- _Aim of the exercise_
Find the lines below that contain the string "xlabel". Copy each one.

(Figure contents as structured data)
* * * * * * * * *

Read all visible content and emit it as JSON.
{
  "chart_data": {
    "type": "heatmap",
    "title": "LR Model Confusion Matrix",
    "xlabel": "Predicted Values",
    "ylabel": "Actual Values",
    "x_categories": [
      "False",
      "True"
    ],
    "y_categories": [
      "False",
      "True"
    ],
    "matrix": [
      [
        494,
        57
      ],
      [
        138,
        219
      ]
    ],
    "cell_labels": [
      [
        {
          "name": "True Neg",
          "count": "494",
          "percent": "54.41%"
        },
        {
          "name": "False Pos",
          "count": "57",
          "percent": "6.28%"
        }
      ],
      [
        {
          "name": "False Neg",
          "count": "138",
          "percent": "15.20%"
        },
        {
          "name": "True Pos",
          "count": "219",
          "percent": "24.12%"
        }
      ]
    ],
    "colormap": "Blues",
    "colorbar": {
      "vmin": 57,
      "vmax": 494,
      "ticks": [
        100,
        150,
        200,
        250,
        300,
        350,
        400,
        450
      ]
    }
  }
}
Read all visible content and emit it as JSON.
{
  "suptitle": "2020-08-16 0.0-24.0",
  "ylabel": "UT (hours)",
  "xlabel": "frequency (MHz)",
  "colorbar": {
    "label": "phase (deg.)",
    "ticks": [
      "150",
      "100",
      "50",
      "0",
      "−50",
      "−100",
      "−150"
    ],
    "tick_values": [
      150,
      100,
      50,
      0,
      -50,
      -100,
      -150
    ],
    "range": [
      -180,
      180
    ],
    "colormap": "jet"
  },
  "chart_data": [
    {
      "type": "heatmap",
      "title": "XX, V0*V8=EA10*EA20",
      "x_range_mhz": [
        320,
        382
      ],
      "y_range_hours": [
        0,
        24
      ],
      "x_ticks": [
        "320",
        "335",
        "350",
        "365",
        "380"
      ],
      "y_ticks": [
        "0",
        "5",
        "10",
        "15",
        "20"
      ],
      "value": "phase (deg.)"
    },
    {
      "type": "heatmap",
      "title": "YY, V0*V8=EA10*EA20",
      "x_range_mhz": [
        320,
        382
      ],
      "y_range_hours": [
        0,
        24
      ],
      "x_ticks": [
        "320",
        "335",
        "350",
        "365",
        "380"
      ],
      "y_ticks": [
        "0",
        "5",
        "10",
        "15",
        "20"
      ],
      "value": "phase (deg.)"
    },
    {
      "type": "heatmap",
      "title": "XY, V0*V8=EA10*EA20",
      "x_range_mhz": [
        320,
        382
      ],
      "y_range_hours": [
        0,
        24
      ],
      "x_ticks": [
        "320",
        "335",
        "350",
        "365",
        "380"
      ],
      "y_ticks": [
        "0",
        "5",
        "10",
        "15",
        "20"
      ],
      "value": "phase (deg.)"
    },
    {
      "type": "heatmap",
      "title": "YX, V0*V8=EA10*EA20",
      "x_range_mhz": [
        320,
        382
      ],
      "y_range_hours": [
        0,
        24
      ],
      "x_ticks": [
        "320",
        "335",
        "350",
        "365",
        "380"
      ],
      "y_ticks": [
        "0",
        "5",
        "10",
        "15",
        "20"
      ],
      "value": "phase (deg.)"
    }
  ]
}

* * * * * * * * *

- _The output_
    "xlabel": "Predicted Values",
  "xlabel": "frequency (MHz)",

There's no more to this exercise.